# Your objective
Go through the records and copy each line where the word "Polynomial" occurs.

# The records
○ ○ ○ ○

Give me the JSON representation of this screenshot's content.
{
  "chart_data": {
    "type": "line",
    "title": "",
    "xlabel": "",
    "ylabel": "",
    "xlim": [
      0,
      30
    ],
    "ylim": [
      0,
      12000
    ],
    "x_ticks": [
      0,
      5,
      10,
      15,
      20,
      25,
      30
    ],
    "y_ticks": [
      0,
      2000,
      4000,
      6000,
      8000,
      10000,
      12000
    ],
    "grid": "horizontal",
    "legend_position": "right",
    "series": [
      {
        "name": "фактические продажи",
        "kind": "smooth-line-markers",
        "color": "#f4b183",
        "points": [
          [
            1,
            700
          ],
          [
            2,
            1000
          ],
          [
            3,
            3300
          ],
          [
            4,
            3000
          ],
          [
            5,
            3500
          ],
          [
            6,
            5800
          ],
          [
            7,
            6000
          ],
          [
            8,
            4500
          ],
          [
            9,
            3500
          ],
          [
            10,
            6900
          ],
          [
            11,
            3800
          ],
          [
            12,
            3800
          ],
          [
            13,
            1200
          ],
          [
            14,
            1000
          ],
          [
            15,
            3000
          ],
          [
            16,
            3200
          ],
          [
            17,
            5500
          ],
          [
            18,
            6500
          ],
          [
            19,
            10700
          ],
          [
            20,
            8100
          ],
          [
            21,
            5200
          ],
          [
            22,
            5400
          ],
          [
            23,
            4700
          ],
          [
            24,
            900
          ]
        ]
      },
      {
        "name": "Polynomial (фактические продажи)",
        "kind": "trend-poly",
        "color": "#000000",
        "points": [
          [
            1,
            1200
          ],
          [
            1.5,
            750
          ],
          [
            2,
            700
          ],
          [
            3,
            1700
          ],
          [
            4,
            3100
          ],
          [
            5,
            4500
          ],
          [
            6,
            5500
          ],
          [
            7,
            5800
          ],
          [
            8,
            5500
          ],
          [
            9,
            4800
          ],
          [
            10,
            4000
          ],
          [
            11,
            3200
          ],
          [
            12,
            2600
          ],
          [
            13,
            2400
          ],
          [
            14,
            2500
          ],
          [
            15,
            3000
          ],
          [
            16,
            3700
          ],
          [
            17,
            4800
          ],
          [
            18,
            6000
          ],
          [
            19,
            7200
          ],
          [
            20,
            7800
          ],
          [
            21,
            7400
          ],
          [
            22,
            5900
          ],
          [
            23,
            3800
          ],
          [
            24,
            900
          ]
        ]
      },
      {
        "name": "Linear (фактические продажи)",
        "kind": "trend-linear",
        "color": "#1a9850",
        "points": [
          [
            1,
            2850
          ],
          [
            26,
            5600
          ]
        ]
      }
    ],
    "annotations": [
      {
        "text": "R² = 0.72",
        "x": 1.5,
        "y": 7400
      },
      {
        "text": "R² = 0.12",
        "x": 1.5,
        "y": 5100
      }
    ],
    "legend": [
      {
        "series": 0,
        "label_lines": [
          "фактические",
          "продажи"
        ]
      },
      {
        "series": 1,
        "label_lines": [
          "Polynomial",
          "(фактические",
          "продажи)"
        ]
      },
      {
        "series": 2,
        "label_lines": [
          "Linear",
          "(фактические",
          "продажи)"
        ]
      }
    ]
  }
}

○ ○ ○ ○

# Answer to this problem
        "name": "Polynomial (фактические продажи)",
          "Polynomial",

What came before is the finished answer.